» What this task involves: Write out every line below that includes the word "System".

» Dataset records:
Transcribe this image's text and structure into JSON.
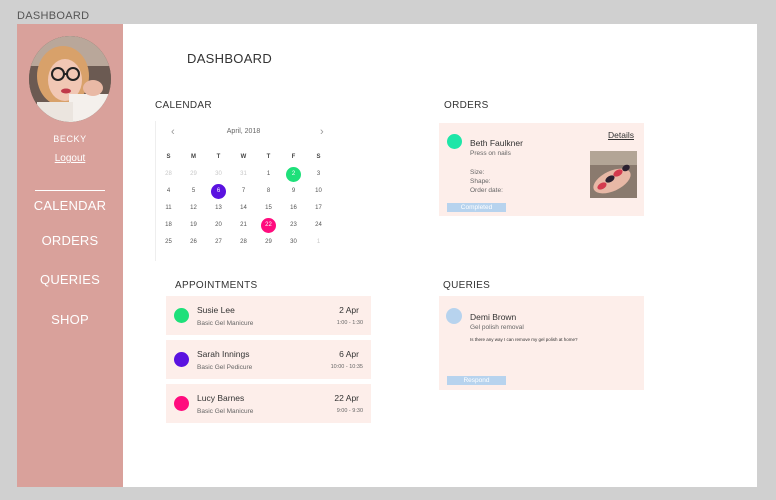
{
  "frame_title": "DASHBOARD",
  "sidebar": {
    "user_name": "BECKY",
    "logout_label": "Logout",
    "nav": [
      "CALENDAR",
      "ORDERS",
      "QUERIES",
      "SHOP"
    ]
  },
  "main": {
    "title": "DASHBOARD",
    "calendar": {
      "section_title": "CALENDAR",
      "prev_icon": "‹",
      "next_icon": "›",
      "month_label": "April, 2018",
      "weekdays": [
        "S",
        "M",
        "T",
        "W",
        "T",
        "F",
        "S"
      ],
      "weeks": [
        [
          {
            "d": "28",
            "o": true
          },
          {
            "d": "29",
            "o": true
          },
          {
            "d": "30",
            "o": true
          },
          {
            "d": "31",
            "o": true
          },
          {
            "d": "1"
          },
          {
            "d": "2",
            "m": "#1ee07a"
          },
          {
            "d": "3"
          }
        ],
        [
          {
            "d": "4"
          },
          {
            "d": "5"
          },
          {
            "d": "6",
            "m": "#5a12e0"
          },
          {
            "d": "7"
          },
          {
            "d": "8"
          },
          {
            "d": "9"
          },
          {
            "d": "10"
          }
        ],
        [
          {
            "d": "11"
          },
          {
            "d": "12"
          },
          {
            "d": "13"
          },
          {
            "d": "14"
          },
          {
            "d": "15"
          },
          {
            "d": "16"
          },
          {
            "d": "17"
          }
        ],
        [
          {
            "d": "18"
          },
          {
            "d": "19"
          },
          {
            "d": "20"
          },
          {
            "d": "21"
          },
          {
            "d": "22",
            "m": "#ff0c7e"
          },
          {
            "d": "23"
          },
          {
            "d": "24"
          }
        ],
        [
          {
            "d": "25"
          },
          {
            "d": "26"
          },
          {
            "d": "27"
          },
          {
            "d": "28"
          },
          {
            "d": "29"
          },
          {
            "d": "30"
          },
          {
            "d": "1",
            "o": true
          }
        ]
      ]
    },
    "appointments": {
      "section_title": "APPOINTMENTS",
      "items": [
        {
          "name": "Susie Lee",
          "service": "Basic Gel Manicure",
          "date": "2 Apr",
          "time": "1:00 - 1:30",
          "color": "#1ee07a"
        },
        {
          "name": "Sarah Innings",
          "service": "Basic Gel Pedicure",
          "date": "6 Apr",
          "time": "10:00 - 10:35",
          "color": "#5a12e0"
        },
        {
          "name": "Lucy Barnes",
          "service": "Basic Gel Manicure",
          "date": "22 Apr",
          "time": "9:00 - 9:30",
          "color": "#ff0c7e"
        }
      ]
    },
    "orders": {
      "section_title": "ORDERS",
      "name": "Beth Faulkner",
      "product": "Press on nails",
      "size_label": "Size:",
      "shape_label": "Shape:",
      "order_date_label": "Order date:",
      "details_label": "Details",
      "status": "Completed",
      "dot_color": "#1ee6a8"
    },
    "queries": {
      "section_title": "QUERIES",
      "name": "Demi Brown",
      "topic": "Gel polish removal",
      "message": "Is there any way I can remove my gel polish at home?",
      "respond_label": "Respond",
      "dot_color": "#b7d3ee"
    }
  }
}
--
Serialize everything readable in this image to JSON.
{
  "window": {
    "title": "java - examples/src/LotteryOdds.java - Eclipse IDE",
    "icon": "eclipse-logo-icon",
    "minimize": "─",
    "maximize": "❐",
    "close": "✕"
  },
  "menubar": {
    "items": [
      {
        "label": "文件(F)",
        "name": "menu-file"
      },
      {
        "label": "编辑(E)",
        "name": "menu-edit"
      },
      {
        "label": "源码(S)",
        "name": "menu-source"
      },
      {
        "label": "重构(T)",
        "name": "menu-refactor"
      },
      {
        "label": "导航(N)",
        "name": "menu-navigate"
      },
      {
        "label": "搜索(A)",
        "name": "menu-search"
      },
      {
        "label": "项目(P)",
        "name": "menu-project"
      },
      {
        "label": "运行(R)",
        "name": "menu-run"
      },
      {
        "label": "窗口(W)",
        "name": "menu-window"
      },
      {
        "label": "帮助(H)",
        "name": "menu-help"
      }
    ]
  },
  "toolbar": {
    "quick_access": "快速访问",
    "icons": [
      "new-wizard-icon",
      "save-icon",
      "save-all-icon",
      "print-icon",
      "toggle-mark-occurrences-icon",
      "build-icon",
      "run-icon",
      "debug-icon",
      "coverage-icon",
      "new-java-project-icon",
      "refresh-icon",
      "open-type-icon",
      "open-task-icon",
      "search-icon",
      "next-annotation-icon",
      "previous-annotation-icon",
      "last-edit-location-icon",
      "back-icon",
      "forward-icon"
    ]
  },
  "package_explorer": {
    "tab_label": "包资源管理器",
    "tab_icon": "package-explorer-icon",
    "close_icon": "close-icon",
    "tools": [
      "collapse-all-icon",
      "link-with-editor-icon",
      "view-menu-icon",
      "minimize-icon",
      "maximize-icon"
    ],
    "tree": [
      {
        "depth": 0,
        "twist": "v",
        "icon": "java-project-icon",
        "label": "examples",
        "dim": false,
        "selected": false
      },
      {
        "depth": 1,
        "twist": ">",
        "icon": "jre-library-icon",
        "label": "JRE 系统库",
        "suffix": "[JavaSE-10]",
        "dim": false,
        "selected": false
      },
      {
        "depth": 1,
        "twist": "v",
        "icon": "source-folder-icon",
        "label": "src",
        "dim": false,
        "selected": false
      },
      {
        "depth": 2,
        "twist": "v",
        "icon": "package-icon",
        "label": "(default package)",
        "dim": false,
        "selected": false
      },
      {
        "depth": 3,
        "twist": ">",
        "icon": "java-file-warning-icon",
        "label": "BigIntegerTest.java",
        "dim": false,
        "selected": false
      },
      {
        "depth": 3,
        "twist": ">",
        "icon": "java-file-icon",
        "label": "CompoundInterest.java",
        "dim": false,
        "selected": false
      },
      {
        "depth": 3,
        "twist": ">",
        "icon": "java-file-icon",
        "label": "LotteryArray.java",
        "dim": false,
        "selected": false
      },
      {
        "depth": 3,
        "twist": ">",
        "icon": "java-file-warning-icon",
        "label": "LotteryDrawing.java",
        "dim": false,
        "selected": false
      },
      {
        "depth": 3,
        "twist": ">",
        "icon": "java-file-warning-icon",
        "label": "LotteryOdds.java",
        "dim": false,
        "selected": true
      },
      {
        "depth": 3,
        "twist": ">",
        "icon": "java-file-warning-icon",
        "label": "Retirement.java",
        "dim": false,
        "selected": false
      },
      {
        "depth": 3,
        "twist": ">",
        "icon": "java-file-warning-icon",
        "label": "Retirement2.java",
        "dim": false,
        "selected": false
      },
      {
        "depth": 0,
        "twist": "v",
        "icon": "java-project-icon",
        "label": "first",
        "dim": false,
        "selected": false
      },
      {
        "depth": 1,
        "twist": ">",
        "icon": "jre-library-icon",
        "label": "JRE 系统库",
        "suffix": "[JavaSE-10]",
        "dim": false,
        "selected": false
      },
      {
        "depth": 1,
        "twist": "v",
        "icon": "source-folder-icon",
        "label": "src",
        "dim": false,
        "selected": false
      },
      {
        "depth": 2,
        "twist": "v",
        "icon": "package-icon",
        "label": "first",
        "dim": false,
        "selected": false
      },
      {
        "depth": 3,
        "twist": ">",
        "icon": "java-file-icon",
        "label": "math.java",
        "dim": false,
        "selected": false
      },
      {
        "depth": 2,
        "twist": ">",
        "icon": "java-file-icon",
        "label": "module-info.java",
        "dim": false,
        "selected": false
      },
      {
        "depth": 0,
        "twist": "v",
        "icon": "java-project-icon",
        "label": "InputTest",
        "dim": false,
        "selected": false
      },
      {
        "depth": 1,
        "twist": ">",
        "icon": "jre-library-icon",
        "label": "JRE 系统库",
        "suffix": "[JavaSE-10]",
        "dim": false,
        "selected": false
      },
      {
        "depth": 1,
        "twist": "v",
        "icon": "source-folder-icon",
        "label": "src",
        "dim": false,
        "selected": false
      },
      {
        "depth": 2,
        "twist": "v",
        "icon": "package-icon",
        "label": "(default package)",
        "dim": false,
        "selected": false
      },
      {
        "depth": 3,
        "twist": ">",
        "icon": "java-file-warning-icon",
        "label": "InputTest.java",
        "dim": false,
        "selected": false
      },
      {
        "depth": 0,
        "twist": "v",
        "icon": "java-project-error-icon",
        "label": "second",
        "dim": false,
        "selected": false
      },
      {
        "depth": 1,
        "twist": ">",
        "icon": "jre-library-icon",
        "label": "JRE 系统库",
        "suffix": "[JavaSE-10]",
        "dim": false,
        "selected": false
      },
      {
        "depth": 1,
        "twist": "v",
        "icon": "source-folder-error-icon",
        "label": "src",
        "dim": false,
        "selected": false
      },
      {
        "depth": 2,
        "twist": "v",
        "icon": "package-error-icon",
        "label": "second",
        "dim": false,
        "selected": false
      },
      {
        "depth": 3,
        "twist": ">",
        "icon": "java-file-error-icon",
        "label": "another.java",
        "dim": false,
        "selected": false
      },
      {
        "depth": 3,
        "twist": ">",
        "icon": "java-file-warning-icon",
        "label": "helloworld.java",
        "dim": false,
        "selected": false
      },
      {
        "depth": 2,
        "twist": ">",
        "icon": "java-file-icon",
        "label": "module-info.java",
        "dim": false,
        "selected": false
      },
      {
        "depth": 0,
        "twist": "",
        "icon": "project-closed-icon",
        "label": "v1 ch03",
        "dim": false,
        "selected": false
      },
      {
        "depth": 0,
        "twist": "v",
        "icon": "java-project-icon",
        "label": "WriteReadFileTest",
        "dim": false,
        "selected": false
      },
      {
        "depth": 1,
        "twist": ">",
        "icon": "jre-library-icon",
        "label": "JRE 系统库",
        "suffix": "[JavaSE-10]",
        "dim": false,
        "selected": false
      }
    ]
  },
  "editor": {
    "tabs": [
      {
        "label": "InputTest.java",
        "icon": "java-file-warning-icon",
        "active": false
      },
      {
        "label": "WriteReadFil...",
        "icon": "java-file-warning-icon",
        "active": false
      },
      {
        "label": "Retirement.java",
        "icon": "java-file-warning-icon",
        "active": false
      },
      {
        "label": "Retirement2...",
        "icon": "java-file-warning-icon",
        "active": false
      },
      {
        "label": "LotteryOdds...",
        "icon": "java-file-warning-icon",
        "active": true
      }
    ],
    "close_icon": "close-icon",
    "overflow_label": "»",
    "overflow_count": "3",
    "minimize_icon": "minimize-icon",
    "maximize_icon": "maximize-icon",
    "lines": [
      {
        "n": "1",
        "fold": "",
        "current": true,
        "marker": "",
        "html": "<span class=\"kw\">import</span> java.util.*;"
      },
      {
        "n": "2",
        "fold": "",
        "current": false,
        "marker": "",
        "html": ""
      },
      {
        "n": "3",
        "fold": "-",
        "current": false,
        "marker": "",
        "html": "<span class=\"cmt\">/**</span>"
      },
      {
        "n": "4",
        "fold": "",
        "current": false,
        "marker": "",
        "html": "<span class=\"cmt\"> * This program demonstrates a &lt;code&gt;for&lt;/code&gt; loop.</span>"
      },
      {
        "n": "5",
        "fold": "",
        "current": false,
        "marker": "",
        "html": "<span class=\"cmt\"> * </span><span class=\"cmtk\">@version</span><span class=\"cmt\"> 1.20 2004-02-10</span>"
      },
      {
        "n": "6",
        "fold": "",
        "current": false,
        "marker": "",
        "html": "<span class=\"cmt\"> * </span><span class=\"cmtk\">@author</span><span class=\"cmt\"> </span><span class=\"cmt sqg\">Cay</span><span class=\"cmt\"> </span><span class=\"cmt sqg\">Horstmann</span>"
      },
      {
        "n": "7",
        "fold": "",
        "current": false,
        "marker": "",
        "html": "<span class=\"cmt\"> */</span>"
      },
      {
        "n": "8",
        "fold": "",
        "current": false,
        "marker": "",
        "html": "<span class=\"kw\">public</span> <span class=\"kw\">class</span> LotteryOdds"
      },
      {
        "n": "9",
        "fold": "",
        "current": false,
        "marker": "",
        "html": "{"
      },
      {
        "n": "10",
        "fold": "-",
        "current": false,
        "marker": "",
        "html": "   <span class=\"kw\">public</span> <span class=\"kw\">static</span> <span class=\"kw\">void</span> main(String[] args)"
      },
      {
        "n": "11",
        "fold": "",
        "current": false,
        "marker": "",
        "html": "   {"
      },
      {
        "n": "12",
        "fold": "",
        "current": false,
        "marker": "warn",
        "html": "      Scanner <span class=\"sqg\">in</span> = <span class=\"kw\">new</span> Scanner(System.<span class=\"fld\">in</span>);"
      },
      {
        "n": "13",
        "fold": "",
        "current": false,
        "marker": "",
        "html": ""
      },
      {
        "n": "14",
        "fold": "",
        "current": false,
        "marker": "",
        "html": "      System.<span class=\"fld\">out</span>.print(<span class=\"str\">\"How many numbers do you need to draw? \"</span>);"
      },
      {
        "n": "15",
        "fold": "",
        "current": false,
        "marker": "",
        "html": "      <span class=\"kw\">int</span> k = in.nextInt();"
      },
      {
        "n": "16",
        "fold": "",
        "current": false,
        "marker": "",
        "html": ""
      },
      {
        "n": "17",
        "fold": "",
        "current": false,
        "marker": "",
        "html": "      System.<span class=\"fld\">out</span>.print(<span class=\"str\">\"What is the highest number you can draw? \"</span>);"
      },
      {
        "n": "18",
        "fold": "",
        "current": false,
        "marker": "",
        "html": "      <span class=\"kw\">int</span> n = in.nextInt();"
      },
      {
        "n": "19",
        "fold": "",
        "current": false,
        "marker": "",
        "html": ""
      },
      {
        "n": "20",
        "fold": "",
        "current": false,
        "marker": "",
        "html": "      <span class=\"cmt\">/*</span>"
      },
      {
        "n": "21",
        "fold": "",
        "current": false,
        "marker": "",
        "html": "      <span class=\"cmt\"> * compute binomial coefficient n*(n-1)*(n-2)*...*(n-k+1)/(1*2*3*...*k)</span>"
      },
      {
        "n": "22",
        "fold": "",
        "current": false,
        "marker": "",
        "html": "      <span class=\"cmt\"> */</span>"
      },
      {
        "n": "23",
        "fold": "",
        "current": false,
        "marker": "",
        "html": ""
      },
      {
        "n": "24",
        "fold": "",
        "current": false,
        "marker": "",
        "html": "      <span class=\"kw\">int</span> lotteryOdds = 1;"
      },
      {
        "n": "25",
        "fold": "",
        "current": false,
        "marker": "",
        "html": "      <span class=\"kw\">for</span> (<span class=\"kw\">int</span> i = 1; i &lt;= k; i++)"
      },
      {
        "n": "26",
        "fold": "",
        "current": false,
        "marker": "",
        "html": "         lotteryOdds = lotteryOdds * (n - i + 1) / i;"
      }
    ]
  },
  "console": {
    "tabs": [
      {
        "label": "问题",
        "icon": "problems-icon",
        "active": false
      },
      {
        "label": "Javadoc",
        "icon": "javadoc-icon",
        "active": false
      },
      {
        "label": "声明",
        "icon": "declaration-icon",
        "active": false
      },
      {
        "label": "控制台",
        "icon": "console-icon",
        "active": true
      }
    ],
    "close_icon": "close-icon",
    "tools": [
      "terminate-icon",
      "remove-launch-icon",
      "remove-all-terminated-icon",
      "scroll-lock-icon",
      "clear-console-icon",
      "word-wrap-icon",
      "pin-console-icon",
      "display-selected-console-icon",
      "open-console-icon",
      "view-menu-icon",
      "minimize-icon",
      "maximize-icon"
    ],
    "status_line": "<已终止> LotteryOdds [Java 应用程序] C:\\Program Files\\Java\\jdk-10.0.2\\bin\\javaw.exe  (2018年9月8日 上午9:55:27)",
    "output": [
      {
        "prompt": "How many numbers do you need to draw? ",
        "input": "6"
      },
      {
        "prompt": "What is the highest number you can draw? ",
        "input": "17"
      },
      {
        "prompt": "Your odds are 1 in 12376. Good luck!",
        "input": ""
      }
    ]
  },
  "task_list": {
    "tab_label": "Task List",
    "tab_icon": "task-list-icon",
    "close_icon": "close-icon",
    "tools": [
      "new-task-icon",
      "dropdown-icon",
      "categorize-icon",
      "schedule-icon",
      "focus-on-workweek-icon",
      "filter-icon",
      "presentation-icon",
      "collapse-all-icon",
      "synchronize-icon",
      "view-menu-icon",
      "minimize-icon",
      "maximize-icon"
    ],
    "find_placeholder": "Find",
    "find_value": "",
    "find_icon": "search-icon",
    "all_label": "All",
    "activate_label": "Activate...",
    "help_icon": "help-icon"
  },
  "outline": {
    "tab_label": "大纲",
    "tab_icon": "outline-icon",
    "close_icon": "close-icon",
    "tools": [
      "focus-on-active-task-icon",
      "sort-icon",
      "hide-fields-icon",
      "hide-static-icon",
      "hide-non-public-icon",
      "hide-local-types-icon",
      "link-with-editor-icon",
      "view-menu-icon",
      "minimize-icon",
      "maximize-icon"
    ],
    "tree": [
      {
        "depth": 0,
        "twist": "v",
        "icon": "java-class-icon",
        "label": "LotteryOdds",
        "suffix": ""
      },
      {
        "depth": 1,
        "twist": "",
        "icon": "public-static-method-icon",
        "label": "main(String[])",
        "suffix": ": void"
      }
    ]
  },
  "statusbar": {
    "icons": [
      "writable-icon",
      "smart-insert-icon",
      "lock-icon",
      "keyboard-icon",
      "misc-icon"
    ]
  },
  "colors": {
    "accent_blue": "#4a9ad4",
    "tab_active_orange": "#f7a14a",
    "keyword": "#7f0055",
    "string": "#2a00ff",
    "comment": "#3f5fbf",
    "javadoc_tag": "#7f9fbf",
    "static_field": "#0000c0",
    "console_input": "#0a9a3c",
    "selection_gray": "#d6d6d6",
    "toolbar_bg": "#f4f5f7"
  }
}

» Written response:
        "html": "      Scanner <span class=\"sqg\">in</span> = <span class=\"kw\">new</span> Scanner(System.<span class=\"fld\">in</span>);"
        "html": "      System.<span class=\"fld\">out</span>.print(<span class=\"str\">\"How many numbers do you need to draw? \"</span>);"
        "html": "      System.<span class=\"fld\">out</span>.print(<span class=\"str\">\"What is the highest number you can draw? \"</span>);"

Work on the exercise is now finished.